> ENTRIES:
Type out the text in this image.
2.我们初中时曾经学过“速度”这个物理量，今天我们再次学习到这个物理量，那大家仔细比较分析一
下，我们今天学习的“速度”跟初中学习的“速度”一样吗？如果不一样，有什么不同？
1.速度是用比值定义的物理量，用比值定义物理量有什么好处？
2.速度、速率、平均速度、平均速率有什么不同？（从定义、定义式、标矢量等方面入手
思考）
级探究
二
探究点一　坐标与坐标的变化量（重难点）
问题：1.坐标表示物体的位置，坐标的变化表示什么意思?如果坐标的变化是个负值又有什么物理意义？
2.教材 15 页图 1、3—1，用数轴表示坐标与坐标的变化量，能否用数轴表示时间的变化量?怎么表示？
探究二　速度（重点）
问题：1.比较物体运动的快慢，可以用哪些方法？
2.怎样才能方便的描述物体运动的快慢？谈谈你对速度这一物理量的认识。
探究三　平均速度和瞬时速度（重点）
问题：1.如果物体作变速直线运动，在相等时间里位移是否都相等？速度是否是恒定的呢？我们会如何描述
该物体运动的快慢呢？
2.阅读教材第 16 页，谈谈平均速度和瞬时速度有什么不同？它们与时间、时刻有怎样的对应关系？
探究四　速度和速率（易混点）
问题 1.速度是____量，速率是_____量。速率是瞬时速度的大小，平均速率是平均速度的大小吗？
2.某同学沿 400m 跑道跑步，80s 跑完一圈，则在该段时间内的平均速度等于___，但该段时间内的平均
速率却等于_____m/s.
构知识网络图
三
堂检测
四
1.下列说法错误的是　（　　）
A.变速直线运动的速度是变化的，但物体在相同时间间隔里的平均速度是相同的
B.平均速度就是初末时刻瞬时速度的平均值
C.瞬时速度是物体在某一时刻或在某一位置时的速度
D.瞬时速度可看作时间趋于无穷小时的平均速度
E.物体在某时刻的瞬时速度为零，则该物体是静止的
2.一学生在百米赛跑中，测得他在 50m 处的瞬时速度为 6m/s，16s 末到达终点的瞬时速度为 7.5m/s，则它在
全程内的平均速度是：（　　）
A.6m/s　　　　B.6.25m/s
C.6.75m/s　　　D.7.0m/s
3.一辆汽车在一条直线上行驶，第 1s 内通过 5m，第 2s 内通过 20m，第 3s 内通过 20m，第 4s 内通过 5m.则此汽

> INSTRUCTION:
Using the exact wording, write out all of the records.

> EXERCISE RESULT:
Type out the text in this image.
2.我们初中时曾经学过“速度”这个物理量，今天我们再次学习到这个物理量，那大家仔细比较分析一
下，我们今天学习的“速度”跟初中学习的“速度”一样吗？如果不一样，有什么不同？
1.速度是用比值定义的物理量，用比值定义物理量有什么好处？
2.速度、速率、平均速度、平均速率有什么不同？（从定义、定义式、标矢量等方面入手
思考）
级探究
二
探究点一　坐标与坐标的变化量（重难点）
问题：1.坐标表示物体的位置，坐标的变化表示什么意思?如果坐标的变化是个负值又有什么物理意义？
2.教材 15 页图 1、3—1，用数轴表示坐标与坐标的变化量，能否用数轴表示时间的变化量?怎么表示？
探究二　速度（重点）
问题：1.比较物体运动的快慢，可以用哪些方法？
2.怎样才能方便的描述物体运动的快慢？谈谈你对速度这一物理量的认识。
探究三　平均速度和瞬时速度（重点）
问题：1.如果物体作变速直线运动，在相等时间里位移是否都相等？速度是否是恒定的呢？我们会如何描述
该物体运动的快慢呢？
2.阅读教材第 16 页，谈谈平均速度和瞬时速度有什么不同？它们与时间、时刻有怎样的对应关系？
探究四　速度和速率（易混点）
问题 1.速度是____量，速率是_____量。速率是瞬时速度的大小，平均速率是平均速度的大小吗？
2.某同学沿 400m 跑道跑步，80s 跑完一圈，则在该段时间内的平均速度等于___，但该段时间内的平均
速率却等于_____m/s.
构知识网络图
三
堂检测
四
1.下列说法错误的是　（　　）
A.变速直线运动的速度是变化的，但物体在相同时间间隔里的平均速度是相同的
B.平均速度就是初末时刻瞬时速度的平均值
C.瞬时速度是物体在某一时刻或在某一位置时的速度
D.瞬时速度可看作时间趋于无穷小时的平均速度
E.物体在某时刻的瞬时速度为零，则该物体是静止的
2.一学生在百米赛跑中，测得他在 50m 处的瞬时速度为 6m/s，16s 末到达终点的瞬时速度为 7.5m/s，则它在
全程内的平均速度是：（　　）
A.6m/s　　　　B.6.25m/s
C.6.75m/s　　　D.7.0m/s
3.一辆汽车在一条直线上行驶，第 1s 内通过 5m，第 2s 内通过 20m，第 3s 内通过 20m，第 4s 内通过 5m.则此汽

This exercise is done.